WHAT IS NEEDED: Copy out every line that contains the word "object".

RECORDED INFORMATION:
- - - - - - -
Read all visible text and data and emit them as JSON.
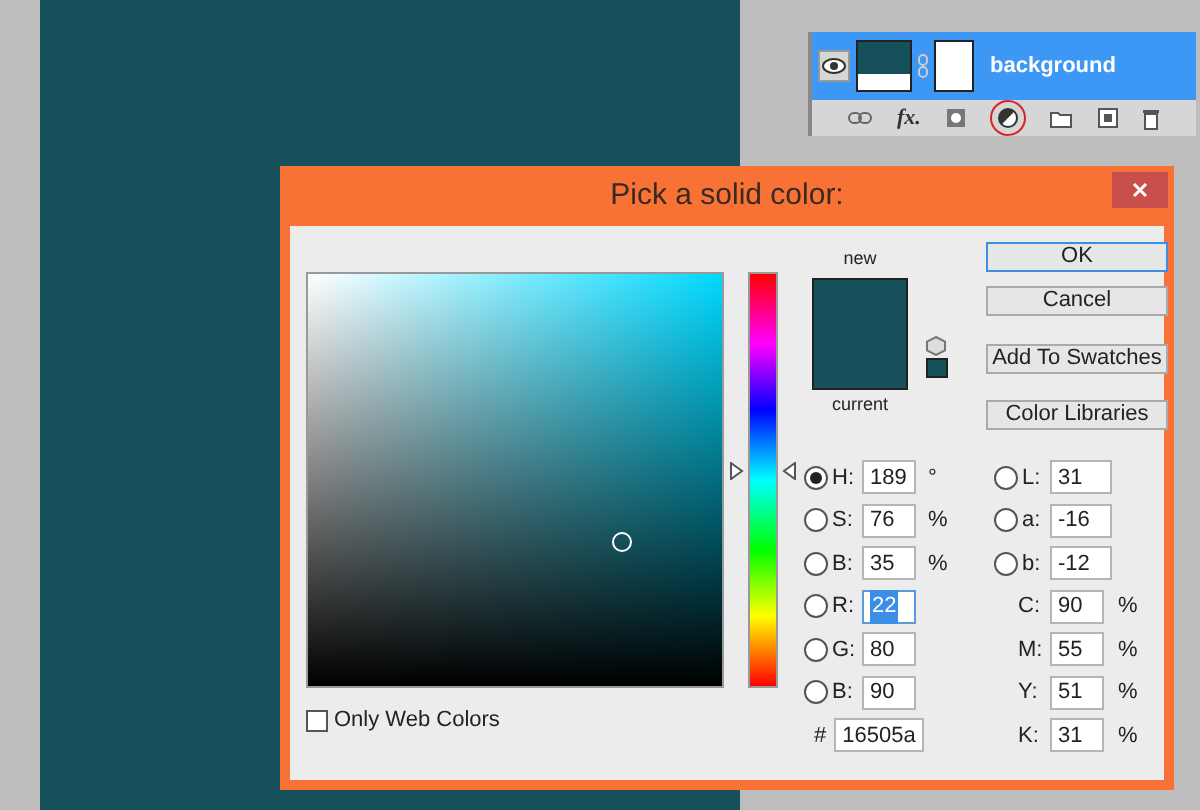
{
  "layers_panel": {
    "layers": [
      {
        "name": "background",
        "selected": true,
        "visible": true
      }
    ],
    "fx_label": "fx."
  },
  "dialog": {
    "title": "Pick a solid color:",
    "hue_slider": {
      "level": 0.525
    },
    "swatch_labels": {
      "new": "new",
      "current": "current"
    },
    "buttons": [
      {
        "label": "OK",
        "default": true
      },
      {
        "label": "Cancel",
        "default": false
      },
      {
        "label": "Add To Swatches",
        "default": false
      },
      {
        "label": "Color Libraries",
        "default": false
      }
    ],
    "hsb": [
      {
        "label": "H:",
        "value": "189",
        "unit": "°",
        "selected": true,
        "highlighted": false
      },
      {
        "label": "S:",
        "value": "76",
        "unit": "%",
        "selected": false,
        "highlighted": false
      },
      {
        "label": "B:",
        "value": "35",
        "unit": "%",
        "selected": false,
        "highlighted": false
      }
    ],
    "rgb": [
      {
        "label": "R:",
        "value": "22",
        "selected": false,
        "highlighted": true
      },
      {
        "label": "G:",
        "value": "80",
        "selected": false,
        "highlighted": false
      },
      {
        "label": "B:",
        "value": "90",
        "selected": false,
        "highlighted": false
      }
    ],
    "hex": {
      "label": "#",
      "value": "16505a"
    },
    "lab": [
      {
        "label": "L:",
        "value": "31",
        "selected": false
      },
      {
        "label": "a:",
        "value": "-16",
        "selected": false
      },
      {
        "label": "b:",
        "value": "-12",
        "selected": false
      }
    ],
    "cmyk": [
      {
        "label": "C:",
        "value": "90",
        "unit": "%"
      },
      {
        "label": "M:",
        "value": "55",
        "unit": "%"
      },
      {
        "label": "Y:",
        "value": "51",
        "unit": "%"
      },
      {
        "label": "K:",
        "value": "31",
        "unit": "%"
      }
    ],
    "only_web_colors": {
      "label": "Only Web Colors",
      "checked": false
    }
  }
}
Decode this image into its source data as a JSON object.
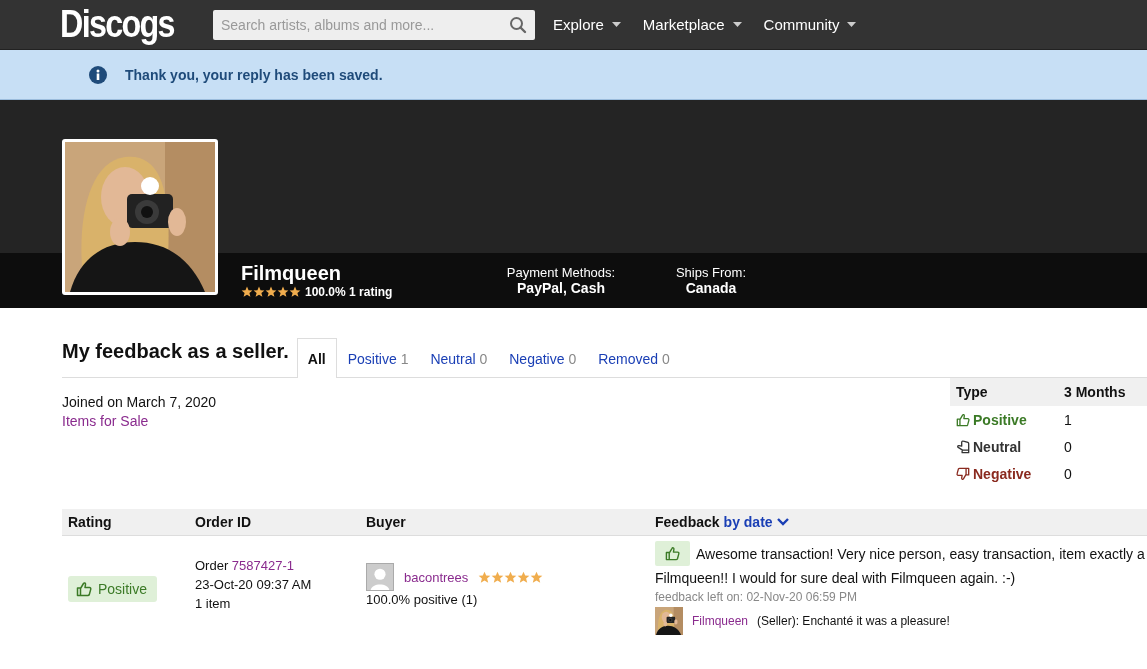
{
  "header": {
    "logo": "Discogs",
    "search": {
      "placeholder": "Search artists, albums and more..."
    },
    "nav": [
      "Explore",
      "Marketplace",
      "Community"
    ]
  },
  "notice": {
    "text": "Thank you, your reply has been saved."
  },
  "profile": {
    "name": "Filmqueen",
    "stars": 5,
    "rating": "100.0% 1 rating",
    "payment_label": "Payment Methods:",
    "payment": "PayPal, Cash",
    "ships_label": "Ships From:",
    "ships": "Canada"
  },
  "feedback": {
    "title": "My feedback as a seller.",
    "tabs": [
      {
        "label": "All",
        "selected": true
      },
      {
        "label": "Positive",
        "count": "1",
        "selected": false
      },
      {
        "label": "Neutral",
        "count": "0",
        "selected": false
      },
      {
        "label": "Negative",
        "count": "0",
        "selected": false
      },
      {
        "label": "Removed",
        "count": "0",
        "selected": false
      }
    ],
    "joined": "Joined on March 7, 2020",
    "items_link": "Items for Sale",
    "summary": {
      "columns": [
        "Type",
        "3 Months"
      ],
      "rows": [
        {
          "kind": "positive",
          "type": "Positive",
          "count": "1"
        },
        {
          "kind": "neutral",
          "type": "Neutral",
          "count": "0"
        },
        {
          "kind": "negative",
          "type": "Negative",
          "count": "0"
        }
      ]
    },
    "table": {
      "columns": [
        "Rating",
        "Order ID",
        "Buyer",
        "Feedback"
      ],
      "sort": "by date",
      "rows": [
        {
          "rating": {
            "kind": "positive",
            "label": "Positive"
          },
          "order_label": "Order",
          "order_id": "7587427-1",
          "date": "23-Oct-20 09:37 AM",
          "items": "1 item",
          "buyer": {
            "name": "bacontrees",
            "stars": 5,
            "score": "100.0% positive (1)"
          },
          "feedback_lines": [
            "Awesome transaction! Very nice person, easy transaction, item exactly a",
            "Filmqueen!! I would for sure deal with Filmqueen again. :-)"
          ],
          "left_on": "feedback left on: 02-Nov-20 06:59 PM",
          "reply": {
            "author": "Filmqueen",
            "text": "(Seller): Enchanté it was a pleasure!"
          }
        }
      ]
    }
  }
}
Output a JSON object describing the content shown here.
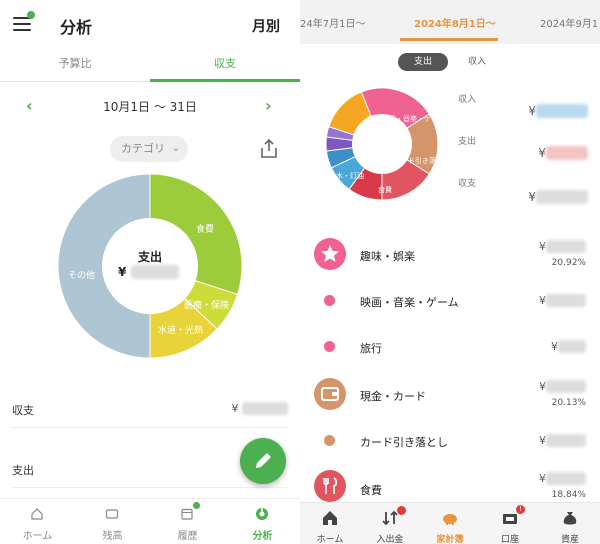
{
  "left": {
    "header": {
      "title": "分析",
      "period": "月別"
    },
    "tabs": [
      {
        "label": "予算比",
        "active": false
      },
      {
        "label": "収支",
        "active": true
      }
    ],
    "range": "10月1日 〜 31日",
    "category_button": "カテゴリ",
    "donut": {
      "center_label": "支出",
      "center_currency": "¥",
      "segments": [
        {
          "label": "食費",
          "color": "#9ccc3a",
          "fraction": 0.3
        },
        {
          "label": "医療・保険",
          "color": "#cddc39",
          "fraction": 0.07
        },
        {
          "label": "水道・光熱",
          "color": "#e8d43a",
          "fraction": 0.13
        },
        {
          "label": "その他",
          "color": "#aec5d4",
          "fraction": 0.5
        }
      ]
    },
    "rows": [
      {
        "label": "収支",
        "value": "¥"
      },
      {
        "label": "支出",
        "value": ""
      }
    ],
    "nav": [
      {
        "label": "ホーム",
        "icon": "home-icon",
        "active": false
      },
      {
        "label": "残高",
        "icon": "wallet-icon",
        "active": false
      },
      {
        "label": "履歴",
        "icon": "calendar-icon",
        "active": false
      },
      {
        "label": "分析",
        "icon": "analysis-icon",
        "active": true
      }
    ]
  },
  "right": {
    "months": [
      "24年7月1日〜",
      "2024年8月1日〜",
      "2024年9月1"
    ],
    "toggle": [
      {
        "label": "支出",
        "active": true
      },
      {
        "label": "収入",
        "active": false
      }
    ],
    "summary": [
      {
        "label": "収入",
        "currency": "¥",
        "color": "#4a9fd8"
      },
      {
        "label": "支出",
        "currency": "¥",
        "color": "#e57373"
      },
      {
        "label": "収支",
        "currency": "¥",
        "color": "#777777"
      }
    ],
    "donut": {
      "labels": [
        "未分類",
        "映画・音楽・ゲ",
        "ド引き落",
        "食費",
        "水・灯油"
      ],
      "segments": [
        {
          "color": "#f06292",
          "fraction": 0.22
        },
        {
          "color": "#d4956a",
          "fraction": 0.18
        },
        {
          "color": "#e05560",
          "fraction": 0.16
        },
        {
          "color": "#d93a4a",
          "fraction": 0.1
        },
        {
          "color": "#4aa8d8",
          "fraction": 0.08
        },
        {
          "color": "#3e8fc7",
          "fraction": 0.05
        },
        {
          "color": "#7e57c2",
          "fraction": 0.04
        },
        {
          "color": "#9575cd",
          "fraction": 0.03
        },
        {
          "color": "#f5a623",
          "fraction": 0.14
        }
      ]
    },
    "categories": [
      {
        "name": "趣味・娯楽",
        "amount": "¥",
        "percent": "20.92%",
        "kind": "icon",
        "color": "#f06292",
        "icon": "star-icon"
      },
      {
        "name": "映画・音楽・ゲーム",
        "amount": "¥",
        "percent": "",
        "kind": "dot",
        "color": "#f06292"
      },
      {
        "name": "旅行",
        "amount": "¥",
        "percent": "",
        "kind": "dot",
        "color": "#f06292"
      },
      {
        "name": "現金・カード",
        "amount": "¥",
        "percent": "20.13%",
        "kind": "icon",
        "color": "#d4956a",
        "icon": "wallet-icon"
      },
      {
        "name": "カード引き落とし",
        "amount": "¥",
        "percent": "",
        "kind": "dot",
        "color": "#d4956a"
      },
      {
        "name": "食費",
        "amount": "¥",
        "percent": "18.84%",
        "kind": "icon",
        "color": "#e05560",
        "icon": "fork-knife-icon"
      }
    ],
    "nav": [
      {
        "label": "ホーム",
        "icon": "home-icon",
        "active": false
      },
      {
        "label": "入出金",
        "icon": "transfer-icon",
        "active": false
      },
      {
        "label": "家計簿",
        "icon": "piggy-bank-icon",
        "active": true
      },
      {
        "label": "口座",
        "icon": "bank-icon",
        "active": false,
        "badge": "!"
      },
      {
        "label": "資産",
        "icon": "money-bag-icon",
        "active": false
      }
    ]
  }
}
- - - - - - -
REPLY:
Decode this image into its source data as a JSON object.
Output a JSON object describing the content shown here.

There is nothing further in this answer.